● Aim of the task:
Repeat every line of the items below verbatim, omitting the pictures.

● Material for this exercise:
[start]

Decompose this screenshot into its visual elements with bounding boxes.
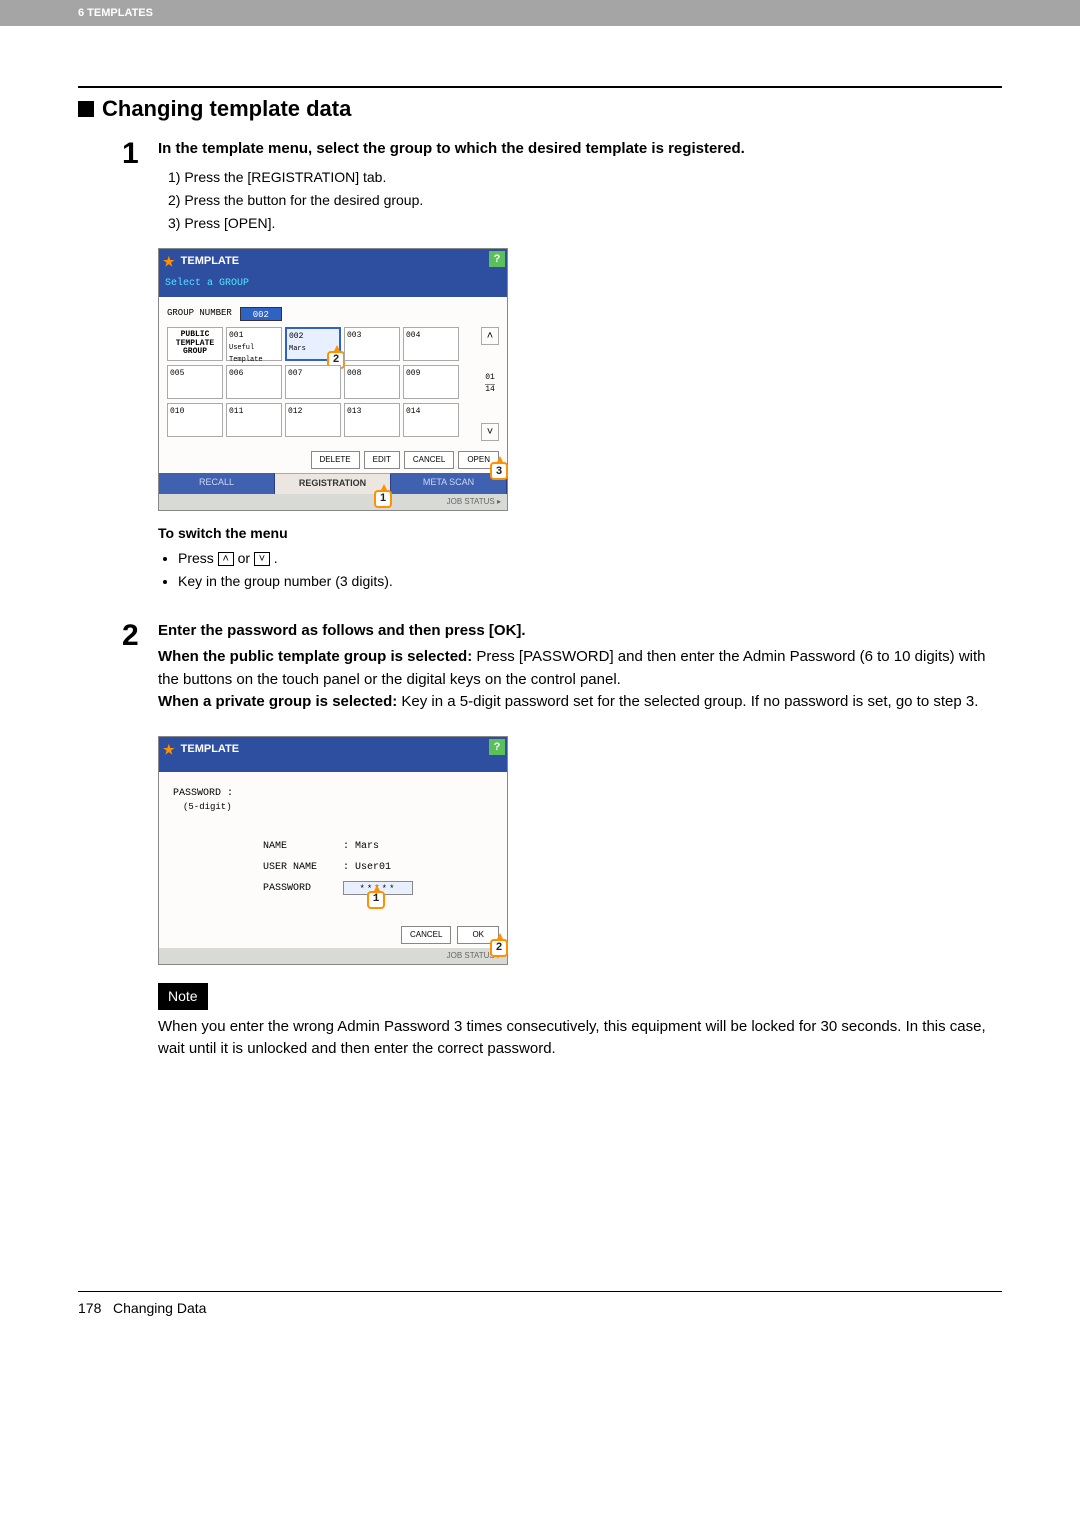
cancel-button[interactable]: CANCEL [404,451,454,469]
chapter-header: 6 TEMPLATES [0,0,1080,26]
note-text: When you enter the wrong Admin Password … [158,1016,1002,1061]
down-key-icon: ˅ [254,552,270,566]
group-number-input[interactable]: 002 [240,307,282,321]
star-icon: ★ [163,252,175,272]
screenshot-password: ★ TEMPLATE ? PASSWORD : (5-digit) NAME :… [158,736,508,965]
tab-recall[interactable]: RECALL [159,473,275,494]
window-titlebar: ★ TEMPLATE ? [159,249,507,275]
info-row-name: NAME : Mars [263,839,493,854]
tab-bar: RECALL REGISTRATION 1 META SCAN [159,473,507,494]
page: 6 TEMPLATES Changing template data 1 In … [0,0,1080,1356]
step-2: 2 Enter the password as follows and then… [122,620,1002,1061]
group-cell[interactable]: 005 [167,365,223,399]
divider-top [78,86,1002,88]
step-body: In the template menu, select the group t… [158,138,1002,594]
page-number: 178 [78,1300,101,1316]
group-cell[interactable]: 013 [344,403,400,437]
group-cell[interactable]: 011 [226,403,282,437]
section-title-text: Changing template data [102,96,351,122]
group-grid-body: GROUP NUMBER 002 PUBLIC TEMPLATE GROUP 0… [159,297,507,447]
scroll-down-button[interactable]: ˅ [481,423,499,441]
callout-1: 1 [374,490,392,508]
chevron-up-icon: ˄ [487,328,493,345]
info-row-password: PASSWORD ***** 1 [263,881,493,896]
step-number: 2 [122,620,158,1061]
group-cell[interactable]: 004 [403,327,459,361]
step1-title: In the template menu, select the group t… [158,138,1002,161]
substep: 3) Press [OPEN]. [168,213,1002,234]
step1-substeps: 1) Press the [REGISTRATION] tab. 2) Pres… [168,167,1002,234]
list-item: Key in the group number (3 digits). [178,571,1002,592]
grid-row: PUBLIC TEMPLATE GROUP 001Useful Template… [167,327,477,361]
callout-3: 3 [490,462,508,480]
scroll-column: ˄ 01 14 ˅ [481,327,499,441]
ok-button[interactable]: OK 2 [457,926,499,944]
group-cell[interactable]: 006 [226,365,282,399]
substep: 2) Press the button for the desired grou… [168,190,1002,211]
window-title: TEMPLATE [181,741,239,758]
window-subtitle: Select a GROUP [159,274,507,297]
up-key-icon: ˄ [218,552,234,566]
window-title: TEMPLATE [181,253,239,270]
list-item: Press ˄ or ˅ . [178,548,1002,569]
section-title: Changing template data [78,96,1002,122]
tab-registration[interactable]: REGISTRATION 1 [275,473,391,494]
edit-button[interactable]: EDIT [364,451,400,469]
help-icon[interactable]: ? [489,739,505,755]
grid-row: 010 011 012 013 014 [167,403,477,437]
scroll-up-button[interactable]: ˄ [481,327,499,345]
group-cell[interactable]: 012 [285,403,341,437]
window-titlebar: ★ TEMPLATE ? [159,737,507,763]
substep: 1) Press the [REGISTRATION] tab. [168,167,1002,188]
star-icon: ★ [163,740,175,760]
group-cell[interactable]: 009 [403,365,459,399]
page-indicator: 01 14 [485,374,495,395]
footer-title: Changing Data [113,1300,206,1316]
group-cell[interactable]: 014 [403,403,459,437]
help-icon[interactable]: ? [489,251,505,267]
square-bullet-icon [78,101,94,117]
switch-menu-title: To switch the menu [158,523,1002,544]
content-area: Changing template data 1 In the template… [0,86,1080,1356]
password-body: PASSWORD : (5-digit) NAME : Mars USER NA… [159,772,507,922]
job-status-bar[interactable]: JOB STATUS ▸ [159,494,507,510]
delete-button[interactable]: DELETE [311,451,360,469]
chapter-label: 6 TEMPLATES [78,7,153,19]
action-button-row: DELETE EDIT CANCEL OPEN 3 [159,447,507,473]
callout-1: 1 [367,891,385,909]
public-template-cell[interactable]: PUBLIC TEMPLATE GROUP [167,327,223,361]
note-label: Note [158,983,208,1010]
switch-menu-list: Press ˄ or ˅ . Key in the group number (… [170,548,1002,592]
step2-public: When the public template group is select… [158,646,1002,691]
chevron-down-icon: ˅ [487,424,493,441]
screenshot-template-group: ★ TEMPLATE ? Select a GROUP GROUP NUMBER… [158,248,508,511]
page-footer: 178 Changing Data [78,1300,1002,1356]
group-cell[interactable]: 007 [285,365,341,399]
group-number-label: GROUP NUMBER [167,307,232,321]
step2-private: When a private group is selected: Key in… [158,691,1002,714]
step2-title: Enter the password as follows and then p… [158,620,1002,643]
group-cell[interactable]: 010 [167,403,223,437]
step-body: Enter the password as follows and then p… [158,620,1002,1061]
group-cell[interactable]: 008 [344,365,400,399]
info-row-user: USER NAME : User01 [263,860,493,875]
group-cell-selected[interactable]: 002Mars 2 [285,327,341,361]
group-number-row: GROUP NUMBER 002 [167,307,499,321]
job-status-bar[interactable]: JOB STATUS ▸ [159,948,507,964]
window-sub-spacer [159,762,507,772]
callout-2: 2 [490,939,508,957]
step-number: 1 [122,138,158,594]
group-cell[interactable]: 003 [344,327,400,361]
password-heading: PASSWORD : (5-digit) [173,786,493,815]
open-button[interactable]: OPEN 3 [458,451,499,469]
action-button-row: CANCEL OK 2 [159,922,507,948]
group-cell[interactable]: 001Useful Template [226,327,282,361]
step-1: 1 In the template menu, select the group… [122,138,1002,594]
grid-row: 005 006 007 008 009 [167,365,477,399]
cancel-button[interactable]: CANCEL [401,926,451,944]
divider-bottom [78,1291,1002,1292]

[end]

● Task response:
Decompose this screenshot into its visual elements with bounding boxes.
cancel-button[interactable]: CANCEL [404,451,454,469]
chapter-header: 6 TEMPLATES [0,0,1080,26]
note-text: When you enter the wrong Admin Password … [158,1016,1002,1061]
down-key-icon: ˅ [254,552,270,566]
group-number-input[interactable]: 002 [240,307,282,321]
star-icon: ★ [163,252,175,272]
screenshot-password: ★ TEMPLATE ? PASSWORD : (5-digit) NAME :… [158,736,508,965]
tab-recall[interactable]: RECALL [159,473,275,494]
window-titlebar: ★ TEMPLATE ? [159,249,507,275]
info-row-name: NAME : Mars [263,839,493,854]
tab-bar: RECALL REGISTRATION 1 META SCAN [159,473,507,494]
page: 6 TEMPLATES Changing template data 1 In … [0,0,1080,1356]
step-2: 2 Enter the password as follows and then… [122,620,1002,1061]
group-cell[interactable]: 005 [167,365,223,399]
divider-top [78,86,1002,88]
step-body: In the template menu, select the group t… [158,138,1002,594]
page-number: 178 [78,1300,101,1316]
group-cell[interactable]: 013 [344,403,400,437]
group-cell[interactable]: 011 [226,403,282,437]
section-title-text: Changing template data [102,96,351,122]
group-grid-body: GROUP NUMBER 002 PUBLIC TEMPLATE GROUP 0… [159,297,507,447]
scroll-down-button[interactable]: ˅ [481,423,499,441]
callout-1: 1 [374,490,392,508]
chevron-up-icon: ˄ [487,328,493,345]
info-row-password: PASSWORD ***** 1 [263,881,493,896]
step-number: 2 [122,620,158,1061]
group-cell[interactable]: 004 [403,327,459,361]
step1-title: In the template menu, select the group t… [158,138,1002,161]
substep: 3) Press [OPEN]. [168,213,1002,234]
step1-substeps: 1) Press the [REGISTRATION] tab. 2) Pres… [168,167,1002,234]
list-item: Key in the group number (3 digits). [178,571,1002,592]
grid-row: PUBLIC TEMPLATE GROUP 001Useful Template… [167,327,477,361]
callout-3: 3 [490,462,508,480]
scroll-column: ˄ 01 14 ˅ [481,327,499,441]
ok-button[interactable]: OK 2 [457,926,499,944]
group-cell[interactable]: 006 [226,365,282,399]
substep: 2) Press the button for the desired grou… [168,190,1002,211]
window-title: TEMPLATE [181,741,239,758]
window-subtitle: Select a GROUP [159,274,507,297]
up-key-icon: ˄ [218,552,234,566]
window-title: TEMPLATE [181,253,239,270]
list-item: Press ˄ or ˅ . [178,548,1002,569]
section-title: Changing template data [78,96,1002,122]
tab-registration[interactable]: REGISTRATION 1 [275,473,391,494]
edit-button[interactable]: EDIT [364,451,400,469]
help-icon[interactable]: ? [489,739,505,755]
grid-row: 010 011 012 013 014 [167,403,477,437]
scroll-up-button[interactable]: ˄ [481,327,499,345]
group-cell[interactable]: 012 [285,403,341,437]
window-titlebar: ★ TEMPLATE ? [159,737,507,763]
substep: 1) Press the [REGISTRATION] tab. [168,167,1002,188]
star-icon: ★ [163,740,175,760]
group-cell[interactable]: 009 [403,365,459,399]
page-indicator: 01 14 [485,374,495,395]
footer-title: Changing Data [113,1300,206,1316]
group-cell[interactable]: 014 [403,403,459,437]
help-icon[interactable]: ? [489,251,505,267]
square-bullet-icon [78,101,94,117]
switch-menu-title: To switch the menu [158,523,1002,544]
content-area: Changing template data 1 In the template… [0,86,1080,1356]
password-body: PASSWORD : (5-digit) NAME : Mars USER NA… [159,772,507,922]
job-status-bar[interactable]: JOB STATUS ▸ [159,494,507,510]
delete-button[interactable]: DELETE [311,451,360,469]
chapter-label: 6 TEMPLATES [78,7,153,19]
action-button-row: DELETE EDIT CANCEL OPEN 3 [159,447,507,473]
callout-1: 1 [367,891,385,909]
public-template-cell[interactable]: PUBLIC TEMPLATE GROUP [167,327,223,361]
note-label: Note [158,983,208,1010]
switch-menu-list: Press ˄ or ˅ . Key in the group number (… [170,548,1002,592]
step2-public: When the public template group is select… [158,646,1002,691]
chevron-down-icon: ˅ [487,424,493,441]
screenshot-template-group: ★ TEMPLATE ? Select a GROUP GROUP NUMBER… [158,248,508,511]
page-footer: 178 Changing Data [78,1300,1002,1356]
group-cell[interactable]: 007 [285,365,341,399]
group-number-label: GROUP NUMBER [167,307,232,321]
step2-private: When a private group is selected: Key in… [158,691,1002,714]
step2-title: Enter the password as follows and then p… [158,620,1002,643]
group-cell[interactable]: 010 [167,403,223,437]
step-body: Enter the password as follows and then p… [158,620,1002,1061]
group-cell[interactable]: 008 [344,365,400,399]
info-row-user: USER NAME : User01 [263,860,493,875]
group-cell-selected[interactable]: 002Mars 2 [285,327,341,361]
group-number-row: GROUP NUMBER 002 [167,307,499,321]
job-status-bar[interactable]: JOB STATUS ▸ [159,948,507,964]
window-sub-spacer [159,762,507,772]
callout-2: 2 [490,939,508,957]
step-number: 1 [122,138,158,594]
group-cell[interactable]: 003 [344,327,400,361]
password-heading: PASSWORD : (5-digit) [173,786,493,815]
open-button[interactable]: OPEN 3 [458,451,499,469]
action-button-row: CANCEL OK 2 [159,922,507,948]
group-cell[interactable]: 001Useful Template [226,327,282,361]
step-1: 1 In the template menu, select the group… [122,138,1002,594]
grid-row: 005 006 007 008 009 [167,365,477,399]
cancel-button[interactable]: CANCEL [401,926,451,944]
divider-bottom [78,1291,1002,1292]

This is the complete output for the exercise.